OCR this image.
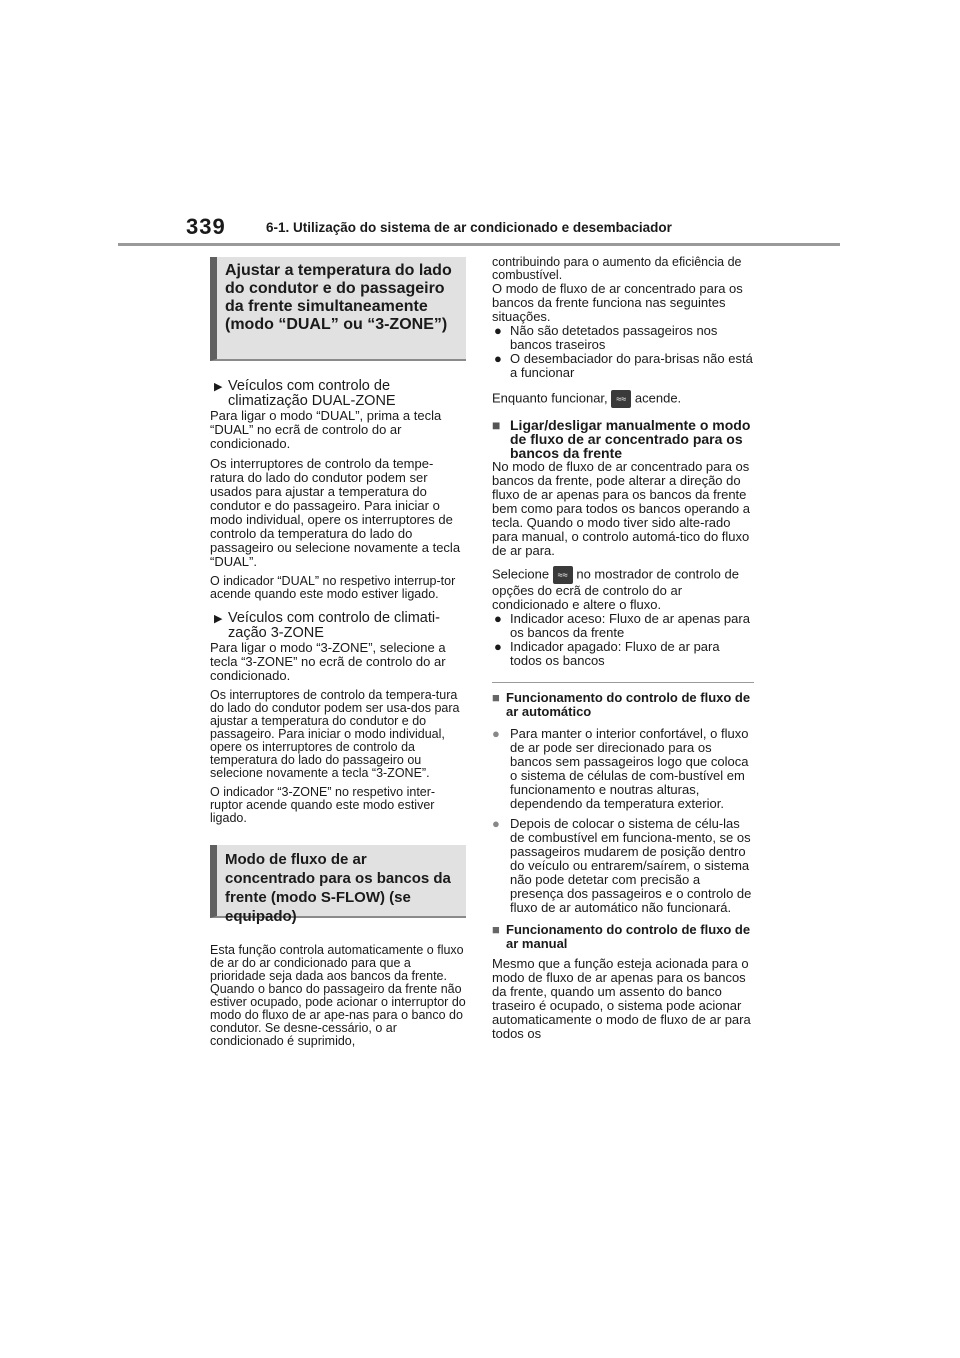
339	6-1. Utilização do sistema de ar condicionado e desembaciador
Ajustar a temperatura do lado do condutor e do passageiro da frente simultaneamente (modo “DUAL” ou “3-ZONE”)
▶ Veículos com controlo de climatização DUAL-ZONE

Para ligar o modo “DUAL”, prima a tecla “DUAL” no ecrã de controlo do ar condicionado.

Os interruptores de controlo da tempe-ratura do lado do condutor podem ser usados para ajustar a temperatura do condutor e do passageiro. Para iniciar o modo individual, opere os interruptores de controlo da temperatura do lado do passageiro ou selecione novamente a tecla “DUAL”.

O indicador “DUAL” no respetivo interrup-tor acende quando este modo estiver ligado.

▶ Veículos com controlo de climati-zação 3-ZONE

Para ligar o modo “3-ZONE”, selecione a tecla “3-ZONE” no ecrã de controlo do ar condicionado.

Os interruptores de controlo da tempera-tura do lado do condutor podem ser usa-dos para ajustar a temperatura do condutor e do passageiro. Para iniciar o modo individual, opere os interruptores de controlo da temperatura do lado do passageiro ou selecione novamente a tecla “3-ZONE”.

O indicador “3-ZONE” no respetivo inter-ruptor acende quando este modo estiver ligado.

Modo de fluxo de ar concentrado para os bancos da frente (modo S-FLOW) (se equipado)

Esta função controla automaticamente o fluxo de ar do ar condicionado para que a prioridade seja dada aos bancos da frente. Quando o banco do passageiro da frente não estiver ocupado, pode acionar o interruptor do modo do fluxo de ar ape-nas para o banco do condutor. Se desne-cessário, o ar condicionado é suprimido,

contribuindo para o aumento da eficiência de combustível.

O modo de fluxo de ar concentrado para os bancos da frente funciona nas seguintes situações.

● Não são detetados passageiros nos bancos traseiros
● O desembaciador do para-brisas não está a funcionar

Enquanto funcionar, ≈≈ acende.

■ Ligar/desligar manualmente o modo de fluxo de ar concentrado para os bancos da frente

No modo de fluxo de ar concentrado para os bancos da frente, pode alterar a direção do fluxo de ar apenas para os bancos da frente bem como para todos os bancos operando a tecla. Quando o modo tiver sido alte-rado para manual, o controlo automá-tico do fluxo de ar para.

Selecione ≈≈ no mostrador de controlo de opções do ecrã de controlo do ar condicionado e altere o fluxo.

● Indicador aceso: Fluxo de ar apenas para os bancos da frente
● Indicador apagado: Fluxo de ar para todos os bancos
■ Funcionamento do controlo de fluxo de ar automático
● Para manter o interior confortável, o fluxo de ar pode ser direcionado para os bancos sem passageiros logo que coloca o sistema de células de com-bustível em funcionamento e noutras alturas, dependendo da temperatura exterior.
● Depois de colocar o sistema de célu-las de combustível em funciona-mento, se os passageiros mudarem de posição dentro do veículo ou entrarem/saírem, o sistema não pode detetar com precisão a presença dos passageiros e o controlo de fluxo de ar automático não funcionará.
■ Funcionamento do controlo de fluxo de ar manual

Mesmo que a função esteja acionada para o modo de fluxo de ar apenas para os bancos da frente, quando um assento do banco traseiro é ocupado, o sistema pode acionar automaticamente o modo de fluxo de ar para todos os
■ ■ ■ ■ ■ ■ ■
EXERCISE REQUIREMENTS:
Retype everything in the material word for word, minus pictures.

RESPONSE:
OCR this image.
339	6-1. Utilização do sistema de ar condicionado e desembaciador
Ajustar a temperatura do lado do condutor e do passageiro da frente simultaneamente (modo “DUAL” ou “3-ZONE”)
▶ Veículos com controlo de climatização DUAL-ZONE

Para ligar o modo “DUAL”, prima a tecla “DUAL” no ecrã de controlo do ar condicionado.

Os interruptores de controlo da tempe-ratura do lado do condutor podem ser usados para ajustar a temperatura do condutor e do passageiro. Para iniciar o modo individual, opere os interruptores de controlo da temperatura do lado do passageiro ou selecione novamente a tecla “DUAL”.

O indicador “DUAL” no respetivo interrup-tor acende quando este modo estiver ligado.

▶ Veículos com controlo de climati-zação 3-ZONE

Para ligar o modo “3-ZONE”, selecione a tecla “3-ZONE” no ecrã de controlo do ar condicionado.

Os interruptores de controlo da tempera-tura do lado do condutor podem ser usa-dos para ajustar a temperatura do condutor e do passageiro. Para iniciar o modo individual, opere os interruptores de controlo da temperatura do lado do passageiro ou selecione novamente a tecla “3-ZONE”.

O indicador “3-ZONE” no respetivo inter-ruptor acende quando este modo estiver ligado.

Modo de fluxo de ar concentrado para os bancos da frente (modo S-FLOW) (se equipado)

Esta função controla automaticamente o fluxo de ar do ar condicionado para que a prioridade seja dada aos bancos da frente. Quando o banco do passageiro da frente não estiver ocupado, pode acionar o interruptor do modo do fluxo de ar ape-nas para o banco do condutor. Se desne-cessário, o ar condicionado é suprimido,

contribuindo para o aumento da eficiência de combustível.

O modo de fluxo de ar concentrado para os bancos da frente funciona nas seguintes situações.

● Não são detetados passageiros nos bancos traseiros
● O desembaciador do para-brisas não está a funcionar

Enquanto funcionar, ≈≈ acende.

■ Ligar/desligar manualmente o modo de fluxo de ar concentrado para os bancos da frente

No modo de fluxo de ar concentrado para os bancos da frente, pode alterar a direção do fluxo de ar apenas para os bancos da frente bem como para todos os bancos operando a tecla. Quando o modo tiver sido alte-rado para manual, o controlo automá-tico do fluxo de ar para.

Selecione ≈≈ no mostrador de controlo de opções do ecrã de controlo do ar condicionado e altere o fluxo.

● Indicador aceso: Fluxo de ar apenas para os bancos da frente
● Indicador apagado: Fluxo de ar para todos os bancos
■ Funcionamento do controlo de fluxo de ar automático
● Para manter o interior confortável, o fluxo de ar pode ser direcionado para os bancos sem passageiros logo que coloca o sistema de células de com-bustível em funcionamento e noutras alturas, dependendo da temperatura exterior.
● Depois de colocar o sistema de célu-las de combustível em funciona-mento, se os passageiros mudarem de posição dentro do veículo ou entrarem/saírem, o sistema não pode detetar com precisão a presença dos passageiros e o controlo de fluxo de ar automático não funcionará.
■ Funcionamento do controlo de fluxo de ar manual

Mesmo que a função esteja acionada para o modo de fluxo de ar apenas para os bancos da frente, quando um assento do banco traseiro é ocupado, o sistema pode acionar automaticamente o modo de fluxo de ar para todos os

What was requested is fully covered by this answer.